Exercise aim – Reproduce the data exactly and drop any pictures it holds.

<<<<

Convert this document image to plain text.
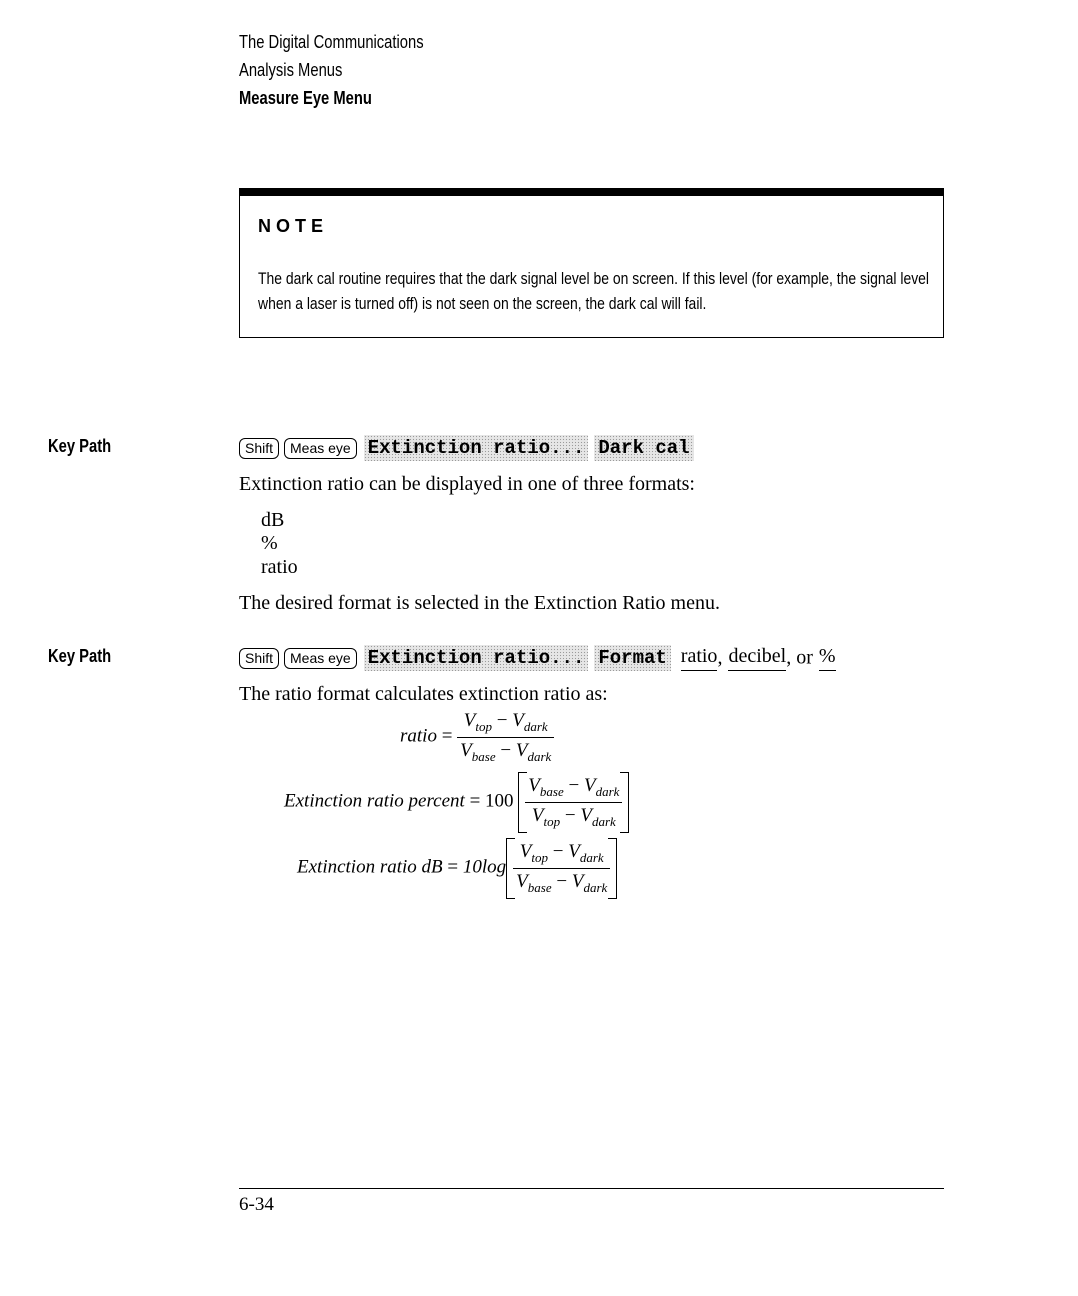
The Digital Communications
Analysis Menus
Measure Eye Menu
NOTE
The dark cal routine requires that the dark signal level be on screen. If this level (for example, the signal level when a laser is turned off) is not seen on the screen, the dark cal will fail.
Key Path	Shift Meas eye Extinction ratio... Dark cal
Extinction ratio can be displayed in one of three formats:
dB
%
ratio
The desired format is selected in the Extinction Ratio menu.
Key Path	Shift Meas eye Extinction ratio... Format ratio, decibel, or %
The ratio format calculates extinction ratio as:
ratio = $\frac{V_{top} - V_{dark}}{V_{base} - V_{dark}}$
Extinction ratio percent = $100 \frac{V_{base} - V_{dark}}{V_{top} - V_{dark}}$
Extinction ratio dB = $10\log \frac{V_{top} - V_{dark}}{V_{base} - V_{dark}}$
6-34
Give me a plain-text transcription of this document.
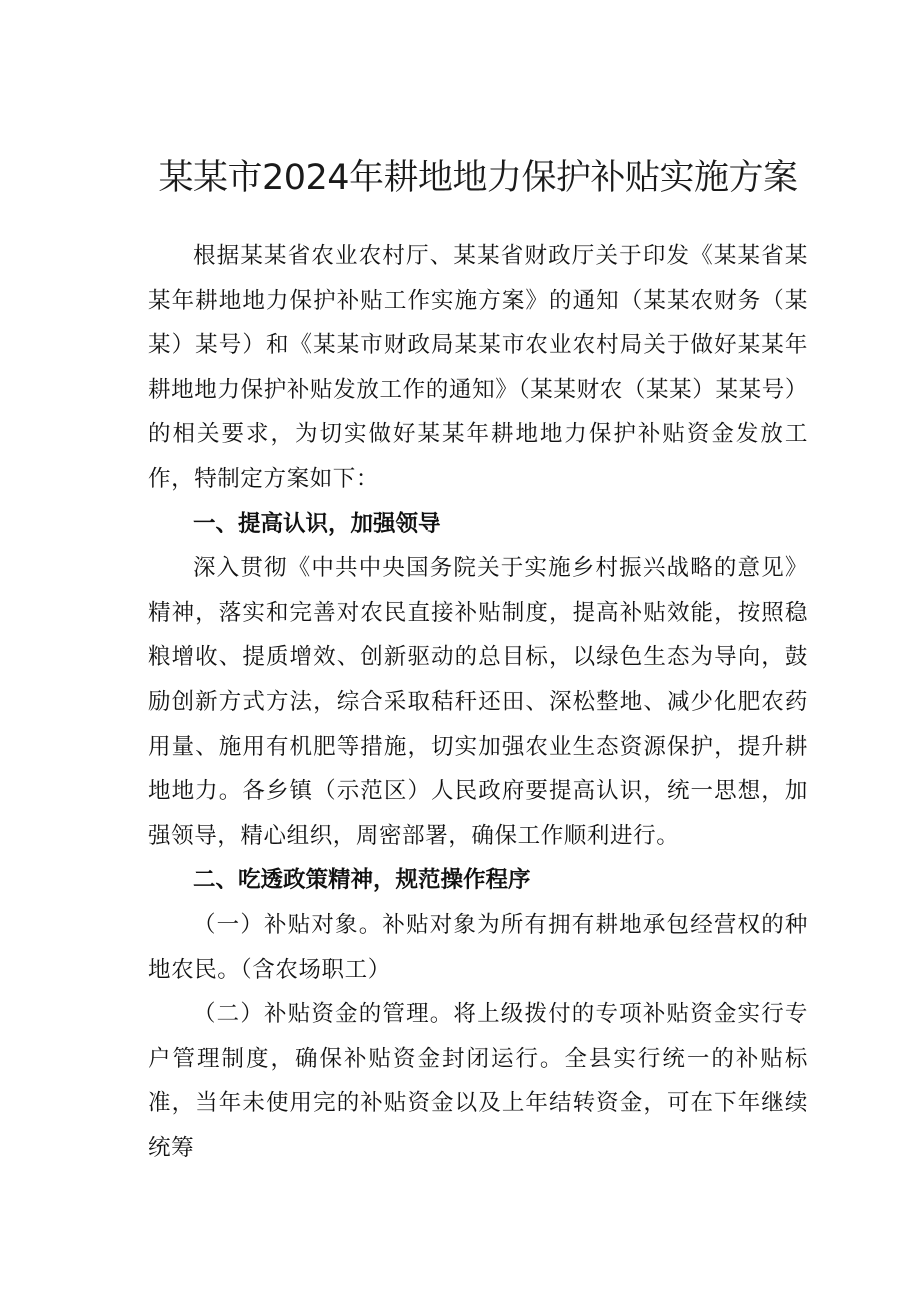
某某市2024年耕地地力保护补贴实施方案

根据某某省农业农村厅、某某省财政厅关于印发《某某省某某年耕地地力保护补贴工作实施方案》的通知（某某农财务（某某）某号）和《某某市财政局某某市农业农村局关于做好某某年耕地地力保护补贴发放工作的通知》（某某财农（某某）某某号）的相关要求，为切实做好某某年耕地地力保护补贴资金发放工作，特制定方案如下：

一、提高认识，加强领导

深入贯彻《中共中央国务院关于实施乡村振兴战略的意见》精神，落实和完善对农民直接补贴制度，提高补贴效能，按照稳粮增收、提质增效、创新驱动的总目标，以绿色生态为导向，鼓励创新方式方法，综合采取秸秆还田、深松整地、减少化肥农药用量、施用有机肥等措施，切实加强农业生态资源保护，提升耕地地力。各乡镇（示范区）人民政府要提高认识，统一思想，加强领导，精心组织，周密部署，确保工作顺利进行。

二、吃透政策精神，规范操作程序

（一）补贴对象。补贴对象为所有拥有耕地承包经营权的种地农民。（含农场职工）

（二）补贴资金的管理。将上级拨付的专项补贴资金实行专户管理制度，确保补贴资金封闭运行。全县实行统一的补贴标准，当年未使用完的补贴资金以及上年结转资金，可在下年继续统筹
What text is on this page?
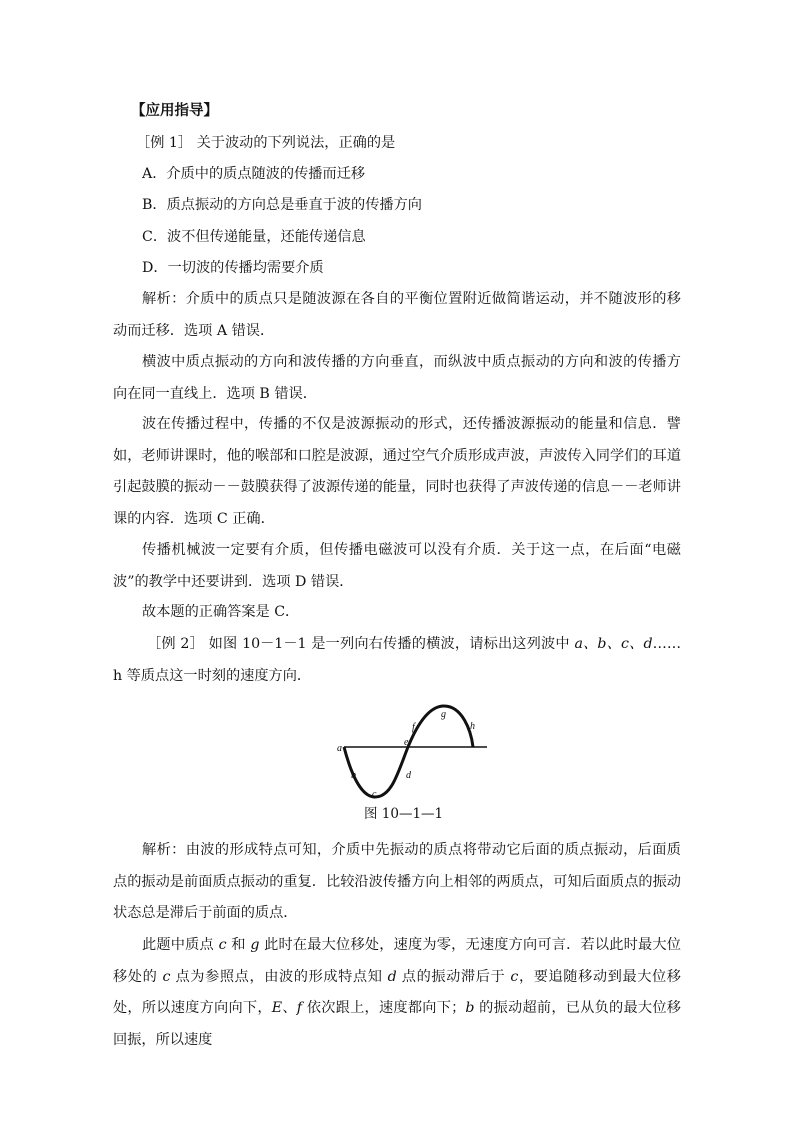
【应用指导】
［例 1］ 关于波动的下列说法，正确的是
A．介质中的质点随波的传播而迁移
B．质点振动的方向总是垂直于波的传播方向
C．波不但传递能量，还能传递信息
D．一切波的传播均需要介质
解析：介质中的质点只是随波源在各自的平衡位置附近做简谐运动，并不随波形的移动而迁移．选项 A 错误．
横波中质点振动的方向和波传播的方向垂直，而纵波中质点振动的方向和波的传播方向在同一直线上．选项 B 错误．
波在传播过程中，传播的不仅是波源振动的形式，还传播波源振动的能量和信息．譬如，老师讲课时，他的喉部和口腔是波源，通过空气介质形成声波，声波传入同学们的耳道引起鼓膜的振动－－鼓膜获得了波源传递的能量，同时也获得了声波传递的信息－－老师讲课的内容．选项 C 正确．
传播机械波一定要有介质，但传播电磁波可以没有介质．关于这一点，在后面“电磁波”的教学中还要讲到．选项 D 错误．
故本题的正确答案是 C．
［例 2］ 如图 10－1－1 是一列向右传播的横波，请标出这列波中 a、b、c、d……h 等质点这一时刻的速度方向．
a
b
c
d
e
f
g
h
图 10—1—1
解析：由波的形成特点可知，介质中先振动的质点将带动它后面的质点振动，后面质点的振动是前面质点振动的重复．比较沿波传播方向上相邻的两质点，可知后面质点的振动状态总是滞后于前面的质点．
此题中质点 c 和 g 此时在最大位移处，速度为零，无速度方向可言．若以此时最大位移处的 c 点为参照点，由波的形成特点知 d 点的振动滞后于 c，要追随移动到最大位移处，所以速度方向向下，E、f 依次跟上，速度都向下；b 的振动超前，已从负的最大位移回振，所以速度
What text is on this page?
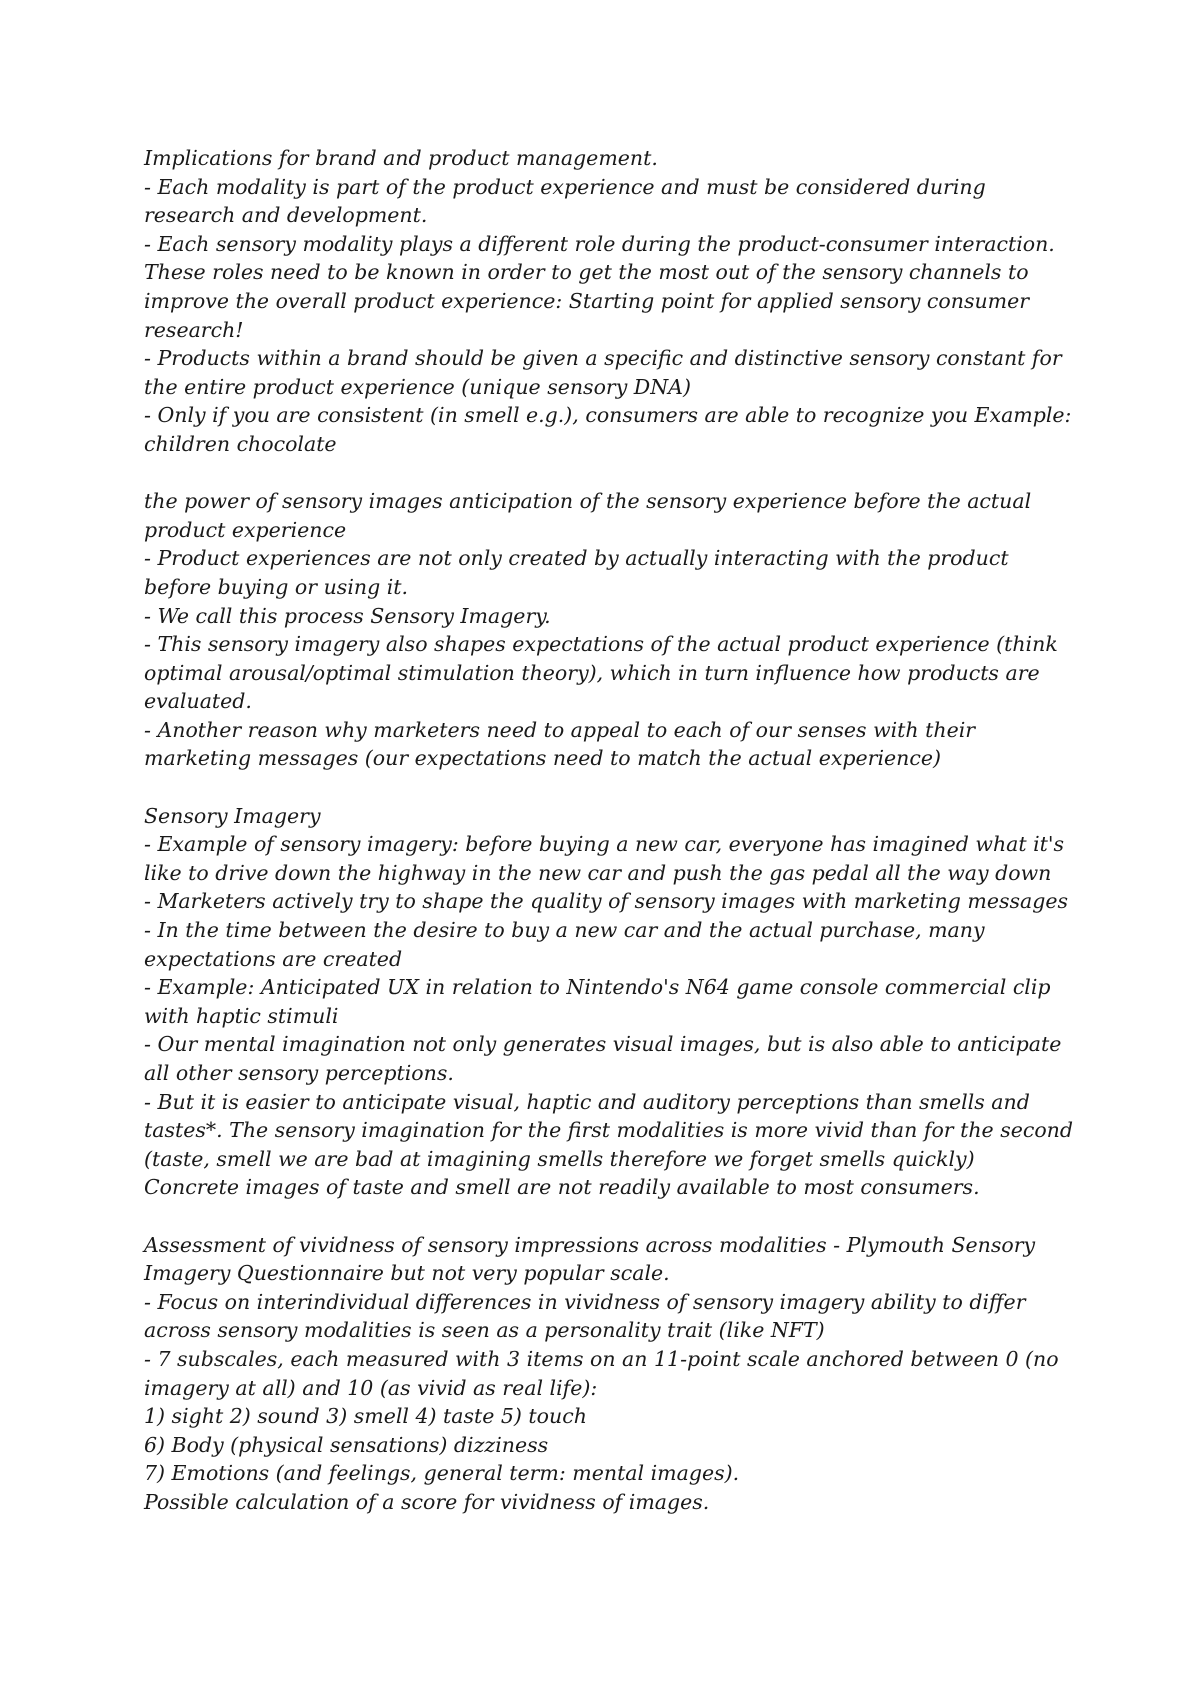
Implications for brand and product management.

- Each modality is part of the product experience and must be considered during research and development.

- Each sensory modality plays a different role during the product-consumer interaction. These roles need to be known in order to get the most out of the sensory channels to improve the overall product experience: Starting point for applied sensory consumer research!

- Products within a brand should be given a specific and distinctive sensory constant for the entire product experience (unique sensory DNA)

- Only if you are consistent (in smell e.g.), consumers are able to recognize you Example: children chocolate

the power of sensory images anticipation of the sensory experience before the actual product experience

- Product experiences are not only created by actually interacting with the product before buying or using it.

- We call this process Sensory Imagery.

- This sensory imagery also shapes expectations of the actual product experience (think optimal arousal/optimal stimulation theory), which in turn influence how products are evaluated.

- Another reason why marketers need to appeal to each of our senses with their marketing messages (our expectations need to match the actual experience)

Sensory Imagery

- Example of sensory imagery: before buying a new car, everyone has imagined what it's like to drive down the highway in the new car and push the gas pedal all the way down

- Marketers actively try to shape the quality of sensory images with marketing messages

- In the time between the desire to buy a new car and the actual purchase, many expectations are created

- Example: Anticipated UX in relation to Nintendo's N64 game console commercial clip with haptic stimuli

- Our mental imagination not only generates visual images, but is also able to anticipate all other sensory perceptions.

- But it is easier to anticipate visual, haptic and auditory perceptions than smells and tastes*. The sensory imagination for the first modalities is more vivid than for the second (taste, smell we are bad at imagining smells therefore we forget smells quickly) Concrete images of taste and smell are not readily available to most consumers.

Assessment of vividness of sensory impressions across modalities - Plymouth Sensory Imagery Questionnaire but not very popular scale.

- Focus on interindividual differences in vividness of sensory imagery ability to differ across sensory modalities is seen as a personality trait (like NFT)

- 7 subscales, each measured with 3 items on an 11-point scale anchored between 0 (no imagery at all) and 10 (as vivid as real life):

1) sight 2) sound 3) smell 4) taste 5) touch

6) Body (physical sensations) dizziness

7) Emotions (and feelings, general term: mental images).

Possible calculation of a score for vividness of images.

>>>>

Final result –
Convert this document image to plain text.
The Digital Communications
Analysis Menus
Measure Eye Menu
NOTE
The dark cal routine requires that the dark signal level be on screen. If this level (for example, the signal level when a laser is turned off) is not seen on the screen, the dark cal will fail.
Key Path	Shift Meas eye Extinction ratio... Dark cal
Extinction ratio can be displayed in one of three formats:
dB
%
ratio
The desired format is selected in the Extinction Ratio menu.
Key Path	Shift Meas eye Extinction ratio... Format ratio, decibel, or %
The ratio format calculates extinction ratio as:
ratio = $\frac{V_{top} - V_{dark}}{V_{base} - V_{dark}}$
Extinction ratio percent = $100 \frac{V_{base} - V_{dark}}{V_{top} - V_{dark}}$
Extinction ratio dB = $10\log \frac{V_{top} - V_{dark}}{V_{base} - V_{dark}}$
6-34
Give me a plain-text transcription of this document.
某某市2024年耕地地力保护补贴实施方案

根据某某省农业农村厅、某某省财政厅关于印发《某某省某某年耕地地力保护补贴工作实施方案》的通知（某某农财务（某某）某号）和《某某市财政局某某市农业农村局关于做好某某年耕地地力保护补贴发放工作的通知》（某某财农（某某）某某号）的相关要求，为切实做好某某年耕地地力保护补贴资金发放工作，特制定方案如下：

一、提高认识，加强领导

深入贯彻《中共中央国务院关于实施乡村振兴战略的意见》精神，落实和完善对农民直接补贴制度，提高补贴效能，按照稳粮增收、提质增效、创新驱动的总目标，以绿色生态为导向，鼓励创新方式方法，综合采取秸秆还田、深松整地、减少化肥农药用量、施用有机肥等措施，切实加强农业生态资源保护，提升耕地地力。各乡镇（示范区）人民政府要提高认识，统一思想，加强领导，精心组织，周密部署，确保工作顺利进行。

二、吃透政策精神，规范操作程序

（一）补贴对象。补贴对象为所有拥有耕地承包经营权的种地农民。（含农场职工）

（二）补贴资金的管理。将上级拨付的专项补贴资金实行专户管理制度，确保补贴资金封闭运行。全县实行统一的补贴标准，当年未使用完的补贴资金以及上年结转资金，可在下年继续统筹
What text is on this page?
【应用指导】
［例 1］ 关于波动的下列说法，正确的是
A．介质中的质点随波的传播而迁移
B．质点振动的方向总是垂直于波的传播方向
C．波不但传递能量，还能传递信息
D．一切波的传播均需要介质
解析：介质中的质点只是随波源在各自的平衡位置附近做简谐运动，并不随波形的移动而迁移．选项 A 错误．
横波中质点振动的方向和波传播的方向垂直，而纵波中质点振动的方向和波的传播方向在同一直线上．选项 B 错误．
波在传播过程中，传播的不仅是波源振动的形式，还传播波源振动的能量和信息．譬如，老师讲课时，他的喉部和口腔是波源，通过空气介质形成声波，声波传入同学们的耳道引起鼓膜的振动－－鼓膜获得了波源传递的能量，同时也获得了声波传递的信息－－老师讲课的内容．选项 C 正确．
传播机械波一定要有介质，但传播电磁波可以没有介质．关于这一点，在后面“电磁波”的教学中还要讲到．选项 D 错误．
故本题的正确答案是 C．
［例 2］ 如图 10－1－1 是一列向右传播的横波，请标出这列波中 a、b、c、d……h 等质点这一时刻的速度方向．
a
b
c
d
e
f
g
h
图 10—1—1
解析：由波的形成特点可知，介质中先振动的质点将带动它后面的质点振动，后面质点的振动是前面质点振动的重复．比较沿波传播方向上相邻的两质点，可知后面质点的振动状态总是滞后于前面的质点．
此题中质点 c 和 g 此时在最大位移处，速度为零，无速度方向可言．若以此时最大位移处的 c 点为参照点，由波的形成特点知 d 点的振动滞后于 c，要追随移动到最大位移处，所以速度方向向下，E、f 依次跟上，速度都向下；b 的振动超前，已从负的最大位移回振，所以速度
What text is on this page?
Implications for brand and product management.

- Each modality is part of the product experience and must be considered during research and development.

- Each sensory modality plays a different role during the product-consumer interaction. These roles need to be known in order to get the most out of the sensory channels to improve the overall product experience: Starting point for applied sensory consumer research!

- Products within a brand should be given a specific and distinctive sensory constant for the entire product experience (unique sensory DNA)

- Only if you are consistent (in smell e.g.), consumers are able to recognize you Example: children chocolate

the power of sensory images anticipation of the sensory experience before the actual product experience

- Product experiences are not only created by actually interacting with the product before buying or using it.

- We call this process Sensory Imagery.

- This sensory imagery also shapes expectations of the actual product experience (think optimal arousal/optimal stimulation theory), which in turn influence how products are evaluated.

- Another reason why marketers need to appeal to each of our senses with their marketing messages (our expectations need to match the actual experience)

Sensory Imagery

- Example of sensory imagery: before buying a new car, everyone has imagined what it's like to drive down the highway in the new car and push the gas pedal all the way down

- Marketers actively try to shape the quality of sensory images with marketing messages

- In the time between the desire to buy a new car and the actual purchase, many expectations are created

- Example: Anticipated UX in relation to Nintendo's N64 game console commercial clip with haptic stimuli

- Our mental imagination not only generates visual images, but is also able to anticipate all other sensory perceptions.

- But it is easier to anticipate visual, haptic and auditory perceptions than smells and tastes*. The sensory imagination for the first modalities is more vivid than for the second (taste, smell we are bad at imagining smells therefore we forget smells quickly) Concrete images of taste and smell are not readily available to most consumers.

Assessment of vividness of sensory impressions across modalities - Plymouth Sensory Imagery Questionnaire but not very popular scale.

- Focus on interindividual differences in vividness of sensory imagery ability to differ across sensory modalities is seen as a personality trait (like NFT)

- 7 subscales, each measured with 3 items on an 11-point scale anchored between 0 (no imagery at all) and 10 (as vivid as real life):

1) sight 2) sound 3) smell 4) taste 5) touch

6) Body (physical sensations) dizziness

7) Emotions (and feelings, general term: mental images).

Possible calculation of a score for vividness of images.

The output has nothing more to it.